Request
Going through the material below, please gather all lines with the word "type" in them.

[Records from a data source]
● ● ● ● ●

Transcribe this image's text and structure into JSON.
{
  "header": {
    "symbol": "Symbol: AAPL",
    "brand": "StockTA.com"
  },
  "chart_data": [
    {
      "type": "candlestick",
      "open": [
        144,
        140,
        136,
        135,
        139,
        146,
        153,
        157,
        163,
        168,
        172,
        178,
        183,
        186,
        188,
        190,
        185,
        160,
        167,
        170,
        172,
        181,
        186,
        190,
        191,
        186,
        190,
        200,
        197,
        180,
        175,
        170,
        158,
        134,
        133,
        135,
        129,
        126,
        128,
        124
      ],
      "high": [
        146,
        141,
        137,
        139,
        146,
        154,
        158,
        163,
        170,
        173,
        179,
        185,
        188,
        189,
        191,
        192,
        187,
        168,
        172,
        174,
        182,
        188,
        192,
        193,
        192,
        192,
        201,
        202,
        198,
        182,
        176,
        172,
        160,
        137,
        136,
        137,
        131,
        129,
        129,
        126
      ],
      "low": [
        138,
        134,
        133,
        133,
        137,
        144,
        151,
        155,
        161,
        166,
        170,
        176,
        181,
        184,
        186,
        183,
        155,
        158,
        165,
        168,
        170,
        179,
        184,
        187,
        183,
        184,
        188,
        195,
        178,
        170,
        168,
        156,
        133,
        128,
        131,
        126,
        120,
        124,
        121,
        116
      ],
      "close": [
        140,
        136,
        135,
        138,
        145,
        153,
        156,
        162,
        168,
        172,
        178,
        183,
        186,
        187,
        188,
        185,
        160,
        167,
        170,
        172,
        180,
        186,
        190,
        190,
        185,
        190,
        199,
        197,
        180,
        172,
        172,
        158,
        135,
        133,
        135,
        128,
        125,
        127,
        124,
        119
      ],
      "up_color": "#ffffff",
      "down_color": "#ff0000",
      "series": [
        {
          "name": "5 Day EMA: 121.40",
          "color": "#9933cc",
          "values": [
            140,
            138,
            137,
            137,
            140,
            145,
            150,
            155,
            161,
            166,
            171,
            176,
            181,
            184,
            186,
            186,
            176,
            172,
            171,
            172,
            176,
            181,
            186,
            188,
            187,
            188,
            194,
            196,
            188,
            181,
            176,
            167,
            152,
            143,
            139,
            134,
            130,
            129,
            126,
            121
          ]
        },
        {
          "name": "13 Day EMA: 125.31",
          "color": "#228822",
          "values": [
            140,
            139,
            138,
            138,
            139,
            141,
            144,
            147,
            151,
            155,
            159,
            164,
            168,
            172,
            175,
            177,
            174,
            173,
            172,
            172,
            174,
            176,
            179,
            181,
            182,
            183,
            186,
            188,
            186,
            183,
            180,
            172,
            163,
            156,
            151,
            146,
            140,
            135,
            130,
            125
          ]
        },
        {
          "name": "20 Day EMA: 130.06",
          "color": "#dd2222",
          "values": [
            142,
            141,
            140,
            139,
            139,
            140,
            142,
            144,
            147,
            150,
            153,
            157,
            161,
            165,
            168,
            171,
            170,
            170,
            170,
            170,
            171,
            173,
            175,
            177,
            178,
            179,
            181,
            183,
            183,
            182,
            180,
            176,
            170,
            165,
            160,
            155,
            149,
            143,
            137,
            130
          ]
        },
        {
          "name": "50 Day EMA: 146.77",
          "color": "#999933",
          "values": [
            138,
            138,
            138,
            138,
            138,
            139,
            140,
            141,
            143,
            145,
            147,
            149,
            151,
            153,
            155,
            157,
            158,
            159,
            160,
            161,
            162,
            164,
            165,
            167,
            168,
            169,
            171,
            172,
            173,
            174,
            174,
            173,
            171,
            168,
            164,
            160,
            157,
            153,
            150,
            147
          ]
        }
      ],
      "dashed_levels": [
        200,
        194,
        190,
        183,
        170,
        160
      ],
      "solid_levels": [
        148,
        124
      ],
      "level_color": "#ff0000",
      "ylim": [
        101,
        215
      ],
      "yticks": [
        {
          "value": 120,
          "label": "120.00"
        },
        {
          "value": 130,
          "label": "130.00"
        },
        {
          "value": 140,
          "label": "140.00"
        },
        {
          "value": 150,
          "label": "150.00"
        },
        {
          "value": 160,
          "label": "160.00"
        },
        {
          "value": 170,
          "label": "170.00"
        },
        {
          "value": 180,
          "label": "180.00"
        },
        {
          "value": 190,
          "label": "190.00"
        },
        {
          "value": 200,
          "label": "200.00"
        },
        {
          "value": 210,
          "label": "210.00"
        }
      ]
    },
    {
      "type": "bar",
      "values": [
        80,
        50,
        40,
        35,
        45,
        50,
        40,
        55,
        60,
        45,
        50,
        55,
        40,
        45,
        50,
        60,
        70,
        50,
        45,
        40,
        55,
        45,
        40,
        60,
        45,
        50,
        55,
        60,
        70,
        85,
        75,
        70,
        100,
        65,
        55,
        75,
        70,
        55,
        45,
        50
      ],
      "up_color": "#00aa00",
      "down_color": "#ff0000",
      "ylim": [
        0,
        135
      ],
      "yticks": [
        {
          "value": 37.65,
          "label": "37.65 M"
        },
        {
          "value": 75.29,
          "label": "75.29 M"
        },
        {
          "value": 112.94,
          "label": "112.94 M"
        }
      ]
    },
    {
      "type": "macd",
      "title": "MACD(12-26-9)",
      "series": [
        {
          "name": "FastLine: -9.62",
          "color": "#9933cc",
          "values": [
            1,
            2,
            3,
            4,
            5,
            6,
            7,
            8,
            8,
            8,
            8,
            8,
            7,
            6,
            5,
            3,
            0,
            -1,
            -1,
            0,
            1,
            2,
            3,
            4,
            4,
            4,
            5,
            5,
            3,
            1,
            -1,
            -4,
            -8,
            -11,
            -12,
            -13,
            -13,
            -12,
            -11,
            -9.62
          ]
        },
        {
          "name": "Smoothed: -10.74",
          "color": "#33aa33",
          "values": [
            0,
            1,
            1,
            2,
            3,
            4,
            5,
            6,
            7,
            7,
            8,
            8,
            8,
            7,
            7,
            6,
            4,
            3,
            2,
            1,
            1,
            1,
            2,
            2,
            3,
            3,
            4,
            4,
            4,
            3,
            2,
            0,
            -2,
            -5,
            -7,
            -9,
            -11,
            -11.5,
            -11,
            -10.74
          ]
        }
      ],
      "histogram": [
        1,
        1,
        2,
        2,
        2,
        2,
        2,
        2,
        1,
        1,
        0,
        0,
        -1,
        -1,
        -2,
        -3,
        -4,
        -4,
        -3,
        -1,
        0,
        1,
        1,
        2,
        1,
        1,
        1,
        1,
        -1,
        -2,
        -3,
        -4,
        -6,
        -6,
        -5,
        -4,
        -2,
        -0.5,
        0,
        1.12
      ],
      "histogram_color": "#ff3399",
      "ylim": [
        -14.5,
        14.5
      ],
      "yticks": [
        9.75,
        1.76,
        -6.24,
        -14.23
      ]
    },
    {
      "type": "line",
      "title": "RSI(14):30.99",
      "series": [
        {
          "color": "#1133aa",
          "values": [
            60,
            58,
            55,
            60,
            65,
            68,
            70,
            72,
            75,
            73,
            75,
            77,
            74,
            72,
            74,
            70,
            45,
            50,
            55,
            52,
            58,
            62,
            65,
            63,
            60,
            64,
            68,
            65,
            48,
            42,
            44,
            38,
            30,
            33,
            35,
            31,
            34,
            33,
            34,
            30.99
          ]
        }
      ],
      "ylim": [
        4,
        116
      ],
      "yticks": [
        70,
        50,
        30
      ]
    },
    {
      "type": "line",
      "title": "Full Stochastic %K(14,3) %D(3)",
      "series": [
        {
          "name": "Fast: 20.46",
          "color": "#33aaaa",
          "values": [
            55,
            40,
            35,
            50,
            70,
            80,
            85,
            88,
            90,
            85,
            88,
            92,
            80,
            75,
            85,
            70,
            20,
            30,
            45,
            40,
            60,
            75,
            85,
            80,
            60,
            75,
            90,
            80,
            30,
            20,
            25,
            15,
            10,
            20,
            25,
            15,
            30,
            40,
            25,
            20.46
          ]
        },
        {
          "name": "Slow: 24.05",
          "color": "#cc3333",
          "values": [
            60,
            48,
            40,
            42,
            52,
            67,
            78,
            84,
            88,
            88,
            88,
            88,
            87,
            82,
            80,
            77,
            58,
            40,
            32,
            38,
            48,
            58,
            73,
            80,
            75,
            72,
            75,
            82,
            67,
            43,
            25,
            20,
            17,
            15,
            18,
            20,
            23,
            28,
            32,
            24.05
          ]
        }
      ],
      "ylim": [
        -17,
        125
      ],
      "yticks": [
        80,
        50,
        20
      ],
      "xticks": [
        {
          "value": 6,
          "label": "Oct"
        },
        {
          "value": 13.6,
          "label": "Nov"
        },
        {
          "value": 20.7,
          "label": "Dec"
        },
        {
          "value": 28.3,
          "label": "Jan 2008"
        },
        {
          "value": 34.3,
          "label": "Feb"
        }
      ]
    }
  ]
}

● ● ● ● ●

Worked solution
      "type": "candlestick",
      "type": "bar",
      "type": "macd",
      "type": "line",
      "type": "line",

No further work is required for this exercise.